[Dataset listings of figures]
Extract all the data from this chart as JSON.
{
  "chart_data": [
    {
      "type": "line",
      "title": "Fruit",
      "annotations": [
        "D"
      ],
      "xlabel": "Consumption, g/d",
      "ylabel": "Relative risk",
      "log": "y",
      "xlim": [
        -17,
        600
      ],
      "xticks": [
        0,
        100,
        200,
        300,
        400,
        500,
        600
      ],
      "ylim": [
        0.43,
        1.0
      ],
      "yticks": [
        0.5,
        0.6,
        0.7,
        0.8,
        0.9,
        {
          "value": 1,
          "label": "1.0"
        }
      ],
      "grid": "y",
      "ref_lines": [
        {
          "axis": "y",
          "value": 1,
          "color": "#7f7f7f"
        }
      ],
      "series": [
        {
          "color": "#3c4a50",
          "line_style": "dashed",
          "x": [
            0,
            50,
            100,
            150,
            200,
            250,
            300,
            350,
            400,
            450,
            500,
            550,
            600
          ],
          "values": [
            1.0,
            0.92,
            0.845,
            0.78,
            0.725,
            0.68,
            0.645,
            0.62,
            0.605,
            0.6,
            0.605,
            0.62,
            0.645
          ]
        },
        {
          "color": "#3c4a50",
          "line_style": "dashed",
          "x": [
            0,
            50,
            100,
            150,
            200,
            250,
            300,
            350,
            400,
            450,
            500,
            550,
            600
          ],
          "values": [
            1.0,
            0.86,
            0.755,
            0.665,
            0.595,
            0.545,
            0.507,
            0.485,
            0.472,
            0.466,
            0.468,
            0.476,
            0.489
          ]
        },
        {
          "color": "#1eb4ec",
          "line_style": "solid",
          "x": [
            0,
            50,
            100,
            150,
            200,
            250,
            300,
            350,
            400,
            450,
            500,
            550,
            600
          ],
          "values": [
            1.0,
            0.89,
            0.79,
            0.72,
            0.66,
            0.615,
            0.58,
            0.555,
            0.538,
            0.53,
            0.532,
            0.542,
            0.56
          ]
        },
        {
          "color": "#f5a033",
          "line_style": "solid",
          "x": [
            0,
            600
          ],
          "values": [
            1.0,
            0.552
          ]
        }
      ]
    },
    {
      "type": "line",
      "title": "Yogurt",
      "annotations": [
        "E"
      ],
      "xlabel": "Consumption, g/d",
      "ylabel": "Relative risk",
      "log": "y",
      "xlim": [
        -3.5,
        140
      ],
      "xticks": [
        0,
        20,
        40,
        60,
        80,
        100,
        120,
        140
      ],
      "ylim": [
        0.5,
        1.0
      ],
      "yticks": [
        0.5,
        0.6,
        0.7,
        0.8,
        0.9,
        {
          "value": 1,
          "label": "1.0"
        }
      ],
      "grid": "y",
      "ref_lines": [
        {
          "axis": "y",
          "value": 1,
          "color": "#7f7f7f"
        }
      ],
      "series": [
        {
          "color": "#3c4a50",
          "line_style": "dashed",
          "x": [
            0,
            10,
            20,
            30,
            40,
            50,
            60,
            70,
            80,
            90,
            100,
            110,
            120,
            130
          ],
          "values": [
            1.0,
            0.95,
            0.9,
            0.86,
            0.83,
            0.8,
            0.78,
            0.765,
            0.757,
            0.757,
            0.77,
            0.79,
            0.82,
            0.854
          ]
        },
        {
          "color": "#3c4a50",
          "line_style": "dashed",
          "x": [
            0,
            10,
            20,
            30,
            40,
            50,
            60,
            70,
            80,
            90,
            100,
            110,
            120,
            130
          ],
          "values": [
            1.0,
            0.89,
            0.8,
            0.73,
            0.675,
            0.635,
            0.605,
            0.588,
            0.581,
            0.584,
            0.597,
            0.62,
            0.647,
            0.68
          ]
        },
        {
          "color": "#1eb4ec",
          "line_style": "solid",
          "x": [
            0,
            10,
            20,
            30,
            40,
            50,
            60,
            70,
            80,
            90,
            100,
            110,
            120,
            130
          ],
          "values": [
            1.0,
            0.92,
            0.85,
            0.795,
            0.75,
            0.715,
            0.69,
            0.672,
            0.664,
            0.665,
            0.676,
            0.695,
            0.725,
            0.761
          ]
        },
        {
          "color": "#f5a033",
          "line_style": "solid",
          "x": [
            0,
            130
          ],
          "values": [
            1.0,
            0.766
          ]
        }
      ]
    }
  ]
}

* **The problem**
Each line above must be printed exactly as it appears.

* **Solution to this task**
Extract all the data from this chart as JSON.
{
  "chart_data": [
    {
      "type": "line",
      "title": "Fruit",
      "annotations": [
        "D"
      ],
      "xlabel": "Consumption, g/d",
      "ylabel": "Relative risk",
      "log": "y",
      "xlim": [
        -17,
        600
      ],
      "xticks": [
        0,
        100,
        200,
        300,
        400,
        500,
        600
      ],
      "ylim": [
        0.43,
        1.0
      ],
      "yticks": [
        0.5,
        0.6,
        0.7,
        0.8,
        0.9,
        {
          "value": 1,
          "label": "1.0"
        }
      ],
      "grid": "y",
      "ref_lines": [
        {
          "axis": "y",
          "value": 1,
          "color": "#7f7f7f"
        }
      ],
      "series": [
        {
          "color": "#3c4a50",
          "line_style": "dashed",
          "x": [
            0,
            50,
            100,
            150,
            200,
            250,
            300,
            350,
            400,
            450,
            500,
            550,
            600
          ],
          "values": [
            1.0,
            0.92,
            0.845,
            0.78,
            0.725,
            0.68,
            0.645,
            0.62,
            0.605,
            0.6,
            0.605,
            0.62,
            0.645
          ]
        },
        {
          "color": "#3c4a50",
          "line_style": "dashed",
          "x": [
            0,
            50,
            100,
            150,
            200,
            250,
            300,
            350,
            400,
            450,
            500,
            550,
            600
          ],
          "values": [
            1.0,
            0.86,
            0.755,
            0.665,
            0.595,
            0.545,
            0.507,
            0.485,
            0.472,
            0.466,
            0.468,
            0.476,
            0.489
          ]
        },
        {
          "color": "#1eb4ec",
          "line_style": "solid",
          "x": [
            0,
            50,
            100,
            150,
            200,
            250,
            300,
            350,
            400,
            450,
            500,
            550,
            600
          ],
          "values": [
            1.0,
            0.89,
            0.79,
            0.72,
            0.66,
            0.615,
            0.58,
            0.555,
            0.538,
            0.53,
            0.532,
            0.542,
            0.56
          ]
        },
        {
          "color": "#f5a033",
          "line_style": "solid",
          "x": [
            0,
            600
          ],
          "values": [
            1.0,
            0.552
          ]
        }
      ]
    },
    {
      "type": "line",
      "title": "Yogurt",
      "annotations": [
        "E"
      ],
      "xlabel": "Consumption, g/d",
      "ylabel": "Relative risk",
      "log": "y",
      "xlim": [
        -3.5,
        140
      ],
      "xticks": [
        0,
        20,
        40,
        60,
        80,
        100,
        120,
        140
      ],
      "ylim": [
        0.5,
        1.0
      ],
      "yticks": [
        0.5,
        0.6,
        0.7,
        0.8,
        0.9,
        {
          "value": 1,
          "label": "1.0"
        }
      ],
      "grid": "y",
      "ref_lines": [
        {
          "axis": "y",
          "value": 1,
          "color": "#7f7f7f"
        }
      ],
      "series": [
        {
          "color": "#3c4a50",
          "line_style": "dashed",
          "x": [
            0,
            10,
            20,
            30,
            40,
            50,
            60,
            70,
            80,
            90,
            100,
            110,
            120,
            130
          ],
          "values": [
            1.0,
            0.95,
            0.9,
            0.86,
            0.83,
            0.8,
            0.78,
            0.765,
            0.757,
            0.757,
            0.77,
            0.79,
            0.82,
            0.854
          ]
        },
        {
          "color": "#3c4a50",
          "line_style": "dashed",
          "x": [
            0,
            10,
            20,
            30,
            40,
            50,
            60,
            70,
            80,
            90,
            100,
            110,
            120,
            130
          ],
          "values": [
            1.0,
            0.89,
            0.8,
            0.73,
            0.675,
            0.635,
            0.605,
            0.588,
            0.581,
            0.584,
            0.597,
            0.62,
            0.647,
            0.68
          ]
        },
        {
          "color": "#1eb4ec",
          "line_style": "solid",
          "x": [
            0,
            10,
            20,
            30,
            40,
            50,
            60,
            70,
            80,
            90,
            100,
            110,
            120,
            130
          ],
          "values": [
            1.0,
            0.92,
            0.85,
            0.795,
            0.75,
            0.715,
            0.69,
            0.672,
            0.664,
            0.665,
            0.676,
            0.695,
            0.725,
            0.761
          ]
        },
        {
          "color": "#f5a033",
          "line_style": "solid",
          "x": [
            0,
            130
          ],
          "values": [
            1.0,
            0.766
          ]
        }
      ]
    }
  ]
}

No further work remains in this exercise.